- [Required task] Copy down all of the data underneath, exactly as shown.

------ Dataset rows ------

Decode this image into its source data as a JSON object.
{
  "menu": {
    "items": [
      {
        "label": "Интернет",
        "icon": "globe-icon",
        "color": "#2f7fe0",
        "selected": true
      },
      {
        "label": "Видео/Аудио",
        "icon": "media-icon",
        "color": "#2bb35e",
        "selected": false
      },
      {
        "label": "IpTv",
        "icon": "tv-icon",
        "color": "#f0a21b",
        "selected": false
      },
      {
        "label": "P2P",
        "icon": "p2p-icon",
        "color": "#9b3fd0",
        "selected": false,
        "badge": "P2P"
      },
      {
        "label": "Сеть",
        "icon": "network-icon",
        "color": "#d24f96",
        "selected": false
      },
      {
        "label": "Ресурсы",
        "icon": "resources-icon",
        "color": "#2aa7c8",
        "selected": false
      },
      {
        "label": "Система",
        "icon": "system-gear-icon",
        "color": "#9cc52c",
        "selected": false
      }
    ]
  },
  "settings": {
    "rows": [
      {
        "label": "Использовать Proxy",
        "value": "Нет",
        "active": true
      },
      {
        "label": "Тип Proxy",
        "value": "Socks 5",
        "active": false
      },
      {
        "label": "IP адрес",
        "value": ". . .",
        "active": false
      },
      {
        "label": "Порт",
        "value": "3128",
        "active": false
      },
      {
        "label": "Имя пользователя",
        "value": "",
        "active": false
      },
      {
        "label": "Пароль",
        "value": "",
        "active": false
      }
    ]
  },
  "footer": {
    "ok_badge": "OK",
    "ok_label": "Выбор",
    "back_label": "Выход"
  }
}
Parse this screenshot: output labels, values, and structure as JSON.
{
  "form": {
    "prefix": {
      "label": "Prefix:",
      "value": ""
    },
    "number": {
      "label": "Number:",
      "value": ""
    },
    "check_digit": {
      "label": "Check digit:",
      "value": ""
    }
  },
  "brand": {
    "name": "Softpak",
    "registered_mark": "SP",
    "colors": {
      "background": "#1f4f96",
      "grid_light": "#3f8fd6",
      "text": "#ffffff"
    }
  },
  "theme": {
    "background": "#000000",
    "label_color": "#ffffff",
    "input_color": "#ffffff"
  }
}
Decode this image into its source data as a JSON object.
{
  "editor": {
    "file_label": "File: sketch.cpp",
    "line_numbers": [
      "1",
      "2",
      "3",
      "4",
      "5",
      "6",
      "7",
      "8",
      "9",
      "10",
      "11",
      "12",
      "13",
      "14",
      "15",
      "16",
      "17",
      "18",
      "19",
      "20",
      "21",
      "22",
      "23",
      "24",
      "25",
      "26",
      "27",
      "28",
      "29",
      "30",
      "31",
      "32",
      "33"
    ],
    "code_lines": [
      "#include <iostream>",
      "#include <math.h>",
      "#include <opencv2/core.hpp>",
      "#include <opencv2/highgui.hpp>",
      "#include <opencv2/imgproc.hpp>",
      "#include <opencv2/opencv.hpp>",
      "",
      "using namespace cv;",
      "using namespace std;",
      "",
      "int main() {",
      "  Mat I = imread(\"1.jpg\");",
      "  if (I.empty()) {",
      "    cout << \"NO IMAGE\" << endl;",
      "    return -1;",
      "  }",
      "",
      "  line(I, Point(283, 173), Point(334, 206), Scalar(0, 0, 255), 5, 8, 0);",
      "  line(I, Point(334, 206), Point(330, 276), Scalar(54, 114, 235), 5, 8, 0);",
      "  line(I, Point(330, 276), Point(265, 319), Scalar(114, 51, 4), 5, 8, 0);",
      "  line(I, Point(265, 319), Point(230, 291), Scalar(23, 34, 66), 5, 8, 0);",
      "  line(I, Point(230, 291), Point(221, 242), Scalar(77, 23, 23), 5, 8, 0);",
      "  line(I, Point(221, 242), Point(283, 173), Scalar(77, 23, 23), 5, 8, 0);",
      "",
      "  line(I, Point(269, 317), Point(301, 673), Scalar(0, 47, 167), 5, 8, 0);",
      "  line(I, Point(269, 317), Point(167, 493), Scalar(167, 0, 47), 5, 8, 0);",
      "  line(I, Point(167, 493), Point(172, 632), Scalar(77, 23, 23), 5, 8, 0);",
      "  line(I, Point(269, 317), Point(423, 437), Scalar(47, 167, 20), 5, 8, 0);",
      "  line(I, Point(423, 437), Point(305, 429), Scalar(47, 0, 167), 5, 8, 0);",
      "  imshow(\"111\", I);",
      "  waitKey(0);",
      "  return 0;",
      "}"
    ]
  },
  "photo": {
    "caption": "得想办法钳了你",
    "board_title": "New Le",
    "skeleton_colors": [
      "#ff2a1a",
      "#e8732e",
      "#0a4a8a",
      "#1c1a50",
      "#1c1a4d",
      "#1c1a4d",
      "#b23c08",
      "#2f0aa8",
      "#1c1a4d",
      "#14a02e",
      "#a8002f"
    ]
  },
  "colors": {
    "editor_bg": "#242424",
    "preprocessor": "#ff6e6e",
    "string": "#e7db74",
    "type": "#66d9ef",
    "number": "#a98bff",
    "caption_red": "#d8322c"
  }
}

------

- [Answer for this exercise]
Decode this image into its source data as a JSON object.
{
  "menu": {
    "items": [
      {
        "label": "Интернет",
        "icon": "globe-icon",
        "color": "#2f7fe0",
        "selected": true
      },
      {
        "label": "Видео/Аудио",
        "icon": "media-icon",
        "color": "#2bb35e",
        "selected": false
      },
      {
        "label": "IpTv",
        "icon": "tv-icon",
        "color": "#f0a21b",
        "selected": false
      },
      {
        "label": "P2P",
        "icon": "p2p-icon",
        "color": "#9b3fd0",
        "selected": false,
        "badge": "P2P"
      },
      {
        "label": "Сеть",
        "icon": "network-icon",
        "color": "#d24f96",
        "selected": false
      },
      {
        "label": "Ресурсы",
        "icon": "resources-icon",
        "color": "#2aa7c8",
        "selected": false
      },
      {
        "label": "Система",
        "icon": "system-gear-icon",
        "color": "#9cc52c",
        "selected": false
      }
    ]
  },
  "settings": {
    "rows": [
      {
        "label": "Использовать Proxy",
        "value": "Нет",
        "active": true
      },
      {
        "label": "Тип Proxy",
        "value": "Socks 5",
        "active": false
      },
      {
        "label": "IP адрес",
        "value": ". . .",
        "active": false
      },
      {
        "label": "Порт",
        "value": "3128",
        "active": false
      },
      {
        "label": "Имя пользователя",
        "value": "",
        "active": false
      },
      {
        "label": "Пароль",
        "value": "",
        "active": false
      }
    ]
  },
  "footer": {
    "ok_badge": "OK",
    "ok_label": "Выбор",
    "back_label": "Выход"
  }
}
Parse this screenshot: output labels, values, and structure as JSON.
{
  "form": {
    "prefix": {
      "label": "Prefix:",
      "value": ""
    },
    "number": {
      "label": "Number:",
      "value": ""
    },
    "check_digit": {
      "label": "Check digit:",
      "value": ""
    }
  },
  "brand": {
    "name": "Softpak",
    "registered_mark": "SP",
    "colors": {
      "background": "#1f4f96",
      "grid_light": "#3f8fd6",
      "text": "#ffffff"
    }
  },
  "theme": {
    "background": "#000000",
    "label_color": "#ffffff",
    "input_color": "#ffffff"
  }
}
Decode this image into its source data as a JSON object.
{
  "editor": {
    "file_label": "File: sketch.cpp",
    "line_numbers": [
      "1",
      "2",
      "3",
      "4",
      "5",
      "6",
      "7",
      "8",
      "9",
      "10",
      "11",
      "12",
      "13",
      "14",
      "15",
      "16",
      "17",
      "18",
      "19",
      "20",
      "21",
      "22",
      "23",
      "24",
      "25",
      "26",
      "27",
      "28",
      "29",
      "30",
      "31",
      "32",
      "33"
    ],
    "code_lines": [
      "#include <iostream>",
      "#include <math.h>",
      "#include <opencv2/core.hpp>",
      "#include <opencv2/highgui.hpp>",
      "#include <opencv2/imgproc.hpp>",
      "#include <opencv2/opencv.hpp>",
      "",
      "using namespace cv;",
      "using namespace std;",
      "",
      "int main() {",
      "  Mat I = imread(\"1.jpg\");",
      "  if (I.empty()) {",
      "    cout << \"NO IMAGE\" << endl;",
      "    return -1;",
      "  }",
      "",
      "  line(I, Point(283, 173), Point(334, 206), Scalar(0, 0, 255), 5, 8, 0);",
      "  line(I, Point(334, 206), Point(330, 276), Scalar(54, 114, 235), 5, 8, 0);",
      "  line(I, Point(330, 276), Point(265, 319), Scalar(114, 51, 4), 5, 8, 0);",
      "  line(I, Point(265, 319), Point(230, 291), Scalar(23, 34, 66), 5, 8, 0);",
      "  line(I, Point(230, 291), Point(221, 242), Scalar(77, 23, 23), 5, 8, 0);",
      "  line(I, Point(221, 242), Point(283, 173), Scalar(77, 23, 23), 5, 8, 0);",
      "",
      "  line(I, Point(269, 317), Point(301, 673), Scalar(0, 47, 167), 5, 8, 0);",
      "  line(I, Point(269, 317), Point(167, 493), Scalar(167, 0, 47), 5, 8, 0);",
      "  line(I, Point(167, 493), Point(172, 632), Scalar(77, 23, 23), 5, 8, 0);",
      "  line(I, Point(269, 317), Point(423, 437), Scalar(47, 167, 20), 5, 8, 0);",
      "  line(I, Point(423, 437), Point(305, 429), Scalar(47, 0, 167), 5, 8, 0);",
      "  imshow(\"111\", I);",
      "  waitKey(0);",
      "  return 0;",
      "}"
    ]
  },
  "photo": {
    "caption": "得想办法钳了你",
    "board_title": "New Le",
    "skeleton_colors": [
      "#ff2a1a",
      "#e8732e",
      "#0a4a8a",
      "#1c1a50",
      "#1c1a4d",
      "#1c1a4d",
      "#b23c08",
      "#2f0aa8",
      "#1c1a4d",
      "#14a02e",
      "#a8002f"
    ]
  },
  "colors": {
    "editor_bg": "#242424",
    "preprocessor": "#ff6e6e",
    "string": "#e7db74",
    "type": "#66d9ef",
    "number": "#a98bff",
    "caption_red": "#d8322c"
  }
}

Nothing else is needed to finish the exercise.